> **DIRECTIVE**
Write out every entry exactly as it appears.

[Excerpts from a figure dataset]
►

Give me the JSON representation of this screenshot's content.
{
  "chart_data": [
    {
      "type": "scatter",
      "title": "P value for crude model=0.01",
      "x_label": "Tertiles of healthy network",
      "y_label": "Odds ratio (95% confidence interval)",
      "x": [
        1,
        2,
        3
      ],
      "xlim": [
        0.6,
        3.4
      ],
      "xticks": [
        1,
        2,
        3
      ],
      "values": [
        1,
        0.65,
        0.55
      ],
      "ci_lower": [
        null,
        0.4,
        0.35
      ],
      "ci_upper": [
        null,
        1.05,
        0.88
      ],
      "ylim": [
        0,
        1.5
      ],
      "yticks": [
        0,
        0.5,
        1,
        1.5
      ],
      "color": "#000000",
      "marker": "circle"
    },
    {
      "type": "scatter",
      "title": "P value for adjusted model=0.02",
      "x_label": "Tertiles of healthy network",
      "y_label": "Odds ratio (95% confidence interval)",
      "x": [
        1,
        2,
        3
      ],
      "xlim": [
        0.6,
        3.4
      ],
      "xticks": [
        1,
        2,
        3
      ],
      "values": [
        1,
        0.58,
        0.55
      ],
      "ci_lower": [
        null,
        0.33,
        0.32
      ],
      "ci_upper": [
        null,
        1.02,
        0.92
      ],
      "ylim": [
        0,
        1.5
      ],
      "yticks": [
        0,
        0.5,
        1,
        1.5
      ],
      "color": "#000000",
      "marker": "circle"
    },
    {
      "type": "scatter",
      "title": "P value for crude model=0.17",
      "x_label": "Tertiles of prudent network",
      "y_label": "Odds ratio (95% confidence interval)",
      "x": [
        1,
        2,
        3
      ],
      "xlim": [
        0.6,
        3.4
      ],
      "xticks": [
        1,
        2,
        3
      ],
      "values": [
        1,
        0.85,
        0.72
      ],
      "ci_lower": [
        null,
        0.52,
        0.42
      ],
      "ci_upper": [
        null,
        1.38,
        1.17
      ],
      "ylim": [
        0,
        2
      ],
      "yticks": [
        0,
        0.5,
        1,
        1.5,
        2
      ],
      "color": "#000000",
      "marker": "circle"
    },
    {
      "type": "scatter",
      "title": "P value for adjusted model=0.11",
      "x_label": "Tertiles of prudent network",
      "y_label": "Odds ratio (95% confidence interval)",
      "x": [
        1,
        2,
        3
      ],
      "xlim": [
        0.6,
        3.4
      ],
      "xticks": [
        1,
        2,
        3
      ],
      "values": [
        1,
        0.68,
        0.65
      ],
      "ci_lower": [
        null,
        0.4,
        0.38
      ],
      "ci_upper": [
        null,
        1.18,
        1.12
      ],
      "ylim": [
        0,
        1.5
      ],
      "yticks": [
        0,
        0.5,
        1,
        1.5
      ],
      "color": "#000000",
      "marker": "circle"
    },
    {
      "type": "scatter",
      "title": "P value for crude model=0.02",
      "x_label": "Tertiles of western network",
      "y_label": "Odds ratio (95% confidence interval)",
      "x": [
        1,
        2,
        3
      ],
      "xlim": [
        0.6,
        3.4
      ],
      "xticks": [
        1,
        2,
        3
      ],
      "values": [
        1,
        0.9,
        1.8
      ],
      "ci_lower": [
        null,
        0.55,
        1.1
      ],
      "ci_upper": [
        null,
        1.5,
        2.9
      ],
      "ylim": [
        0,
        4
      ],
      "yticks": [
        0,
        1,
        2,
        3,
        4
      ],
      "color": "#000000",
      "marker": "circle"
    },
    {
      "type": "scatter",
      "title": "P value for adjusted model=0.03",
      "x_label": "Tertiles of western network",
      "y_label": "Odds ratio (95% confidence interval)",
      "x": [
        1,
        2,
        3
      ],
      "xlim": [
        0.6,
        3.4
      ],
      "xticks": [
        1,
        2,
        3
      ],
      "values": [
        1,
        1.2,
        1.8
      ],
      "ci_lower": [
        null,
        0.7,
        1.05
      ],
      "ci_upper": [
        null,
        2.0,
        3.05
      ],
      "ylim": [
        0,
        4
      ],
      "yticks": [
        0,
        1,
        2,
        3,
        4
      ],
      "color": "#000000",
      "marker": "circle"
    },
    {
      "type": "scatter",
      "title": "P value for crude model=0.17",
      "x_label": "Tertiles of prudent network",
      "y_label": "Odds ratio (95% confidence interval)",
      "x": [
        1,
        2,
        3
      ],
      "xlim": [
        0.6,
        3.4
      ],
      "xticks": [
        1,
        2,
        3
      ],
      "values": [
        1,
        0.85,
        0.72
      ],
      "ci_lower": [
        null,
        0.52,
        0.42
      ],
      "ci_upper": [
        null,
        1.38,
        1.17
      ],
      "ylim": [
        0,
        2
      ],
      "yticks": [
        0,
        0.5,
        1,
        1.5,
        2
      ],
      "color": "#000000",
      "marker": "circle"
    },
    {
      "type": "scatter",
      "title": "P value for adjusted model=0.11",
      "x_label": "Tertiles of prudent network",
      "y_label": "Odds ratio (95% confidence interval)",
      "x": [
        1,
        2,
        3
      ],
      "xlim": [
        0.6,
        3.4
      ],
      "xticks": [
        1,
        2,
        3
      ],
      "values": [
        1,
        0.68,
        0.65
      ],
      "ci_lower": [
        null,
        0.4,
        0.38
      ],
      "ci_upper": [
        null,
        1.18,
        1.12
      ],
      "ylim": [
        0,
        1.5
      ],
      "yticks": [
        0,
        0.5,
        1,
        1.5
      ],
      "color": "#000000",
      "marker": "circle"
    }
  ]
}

◄

> **ANSWER TO THE EXERCISE**
Give me the JSON representation of this screenshot's content.
{
  "chart_data": [
    {
      "type": "scatter",
      "title": "P value for crude model=0.01",
      "x_label": "Tertiles of healthy network",
      "y_label": "Odds ratio (95% confidence interval)",
      "x": [
        1,
        2,
        3
      ],
      "xlim": [
        0.6,
        3.4
      ],
      "xticks": [
        1,
        2,
        3
      ],
      "values": [
        1,
        0.65,
        0.55
      ],
      "ci_lower": [
        null,
        0.4,
        0.35
      ],
      "ci_upper": [
        null,
        1.05,
        0.88
      ],
      "ylim": [
        0,
        1.5
      ],
      "yticks": [
        0,
        0.5,
        1,
        1.5
      ],
      "color": "#000000",
      "marker": "circle"
    },
    {
      "type": "scatter",
      "title": "P value for adjusted model=0.02",
      "x_label": "Tertiles of healthy network",
      "y_label": "Odds ratio (95% confidence interval)",
      "x": [
        1,
        2,
        3
      ],
      "xlim": [
        0.6,
        3.4
      ],
      "xticks": [
        1,
        2,
        3
      ],
      "values": [
        1,
        0.58,
        0.55
      ],
      "ci_lower": [
        null,
        0.33,
        0.32
      ],
      "ci_upper": [
        null,
        1.02,
        0.92
      ],
      "ylim": [
        0,
        1.5
      ],
      "yticks": [
        0,
        0.5,
        1,
        1.5
      ],
      "color": "#000000",
      "marker": "circle"
    },
    {
      "type": "scatter",
      "title": "P value for crude model=0.17",
      "x_label": "Tertiles of prudent network",
      "y_label": "Odds ratio (95% confidence interval)",
      "x": [
        1,
        2,
        3
      ],
      "xlim": [
        0.6,
        3.4
      ],
      "xticks": [
        1,
        2,
        3
      ],
      "values": [
        1,
        0.85,
        0.72
      ],
      "ci_lower": [
        null,
        0.52,
        0.42
      ],
      "ci_upper": [
        null,
        1.38,
        1.17
      ],
      "ylim": [
        0,
        2
      ],
      "yticks": [
        0,
        0.5,
        1,
        1.5,
        2
      ],
      "color": "#000000",
      "marker": "circle"
    },
    {
      "type": "scatter",
      "title": "P value for adjusted model=0.11",
      "x_label": "Tertiles of prudent network",
      "y_label": "Odds ratio (95% confidence interval)",
      "x": [
        1,
        2,
        3
      ],
      "xlim": [
        0.6,
        3.4
      ],
      "xticks": [
        1,
        2,
        3
      ],
      "values": [
        1,
        0.68,
        0.65
      ],
      "ci_lower": [
        null,
        0.4,
        0.38
      ],
      "ci_upper": [
        null,
        1.18,
        1.12
      ],
      "ylim": [
        0,
        1.5
      ],
      "yticks": [
        0,
        0.5,
        1,
        1.5
      ],
      "color": "#000000",
      "marker": "circle"
    },
    {
      "type": "scatter",
      "title": "P value for crude model=0.02",
      "x_label": "Tertiles of western network",
      "y_label": "Odds ratio (95% confidence interval)",
      "x": [
        1,
        2,
        3
      ],
      "xlim": [
        0.6,
        3.4
      ],
      "xticks": [
        1,
        2,
        3
      ],
      "values": [
        1,
        0.9,
        1.8
      ],
      "ci_lower": [
        null,
        0.55,
        1.1
      ],
      "ci_upper": [
        null,
        1.5,
        2.9
      ],
      "ylim": [
        0,
        4
      ],
      "yticks": [
        0,
        1,
        2,
        3,
        4
      ],
      "color": "#000000",
      "marker": "circle"
    },
    {
      "type": "scatter",
      "title": "P value for adjusted model=0.03",
      "x_label": "Tertiles of western network",
      "y_label": "Odds ratio (95% confidence interval)",
      "x": [
        1,
        2,
        3
      ],
      "xlim": [
        0.6,
        3.4
      ],
      "xticks": [
        1,
        2,
        3
      ],
      "values": [
        1,
        1.2,
        1.8
      ],
      "ci_lower": [
        null,
        0.7,
        1.05
      ],
      "ci_upper": [
        null,
        2.0,
        3.05
      ],
      "ylim": [
        0,
        4
      ],
      "yticks": [
        0,
        1,
        2,
        3,
        4
      ],
      "color": "#000000",
      "marker": "circle"
    },
    {
      "type": "scatter",
      "title": "P value for crude model=0.17",
      "x_label": "Tertiles of prudent network",
      "y_label": "Odds ratio (95% confidence interval)",
      "x": [
        1,
        2,
        3
      ],
      "xlim": [
        0.6,
        3.4
      ],
      "xticks": [
        1,
        2,
        3
      ],
      "values": [
        1,
        0.85,
        0.72
      ],
      "ci_lower": [
        null,
        0.52,
        0.42
      ],
      "ci_upper": [
        null,
        1.38,
        1.17
      ],
      "ylim": [
        0,
        2
      ],
      "yticks": [
        0,
        0.5,
        1,
        1.5,
        2
      ],
      "color": "#000000",
      "marker": "circle"
    },
    {
      "type": "scatter",
      "title": "P value for adjusted model=0.11",
      "x_label": "Tertiles of prudent network",
      "y_label": "Odds ratio (95% confidence interval)",
      "x": [
        1,
        2,
        3
      ],
      "xlim": [
        0.6,
        3.4
      ],
      "xticks": [
        1,
        2,
        3
      ],
      "values": [
        1,
        0.68,
        0.65
      ],
      "ci_lower": [
        null,
        0.4,
        0.38
      ],
      "ci_upper": [
        null,
        1.18,
        1.12
      ],
      "ylim": [
        0,
        1.5
      ],
      "yticks": [
        0,
        0.5,
        1,
        1.5
      ],
      "color": "#000000",
      "marker": "circle"
    }
  ]
}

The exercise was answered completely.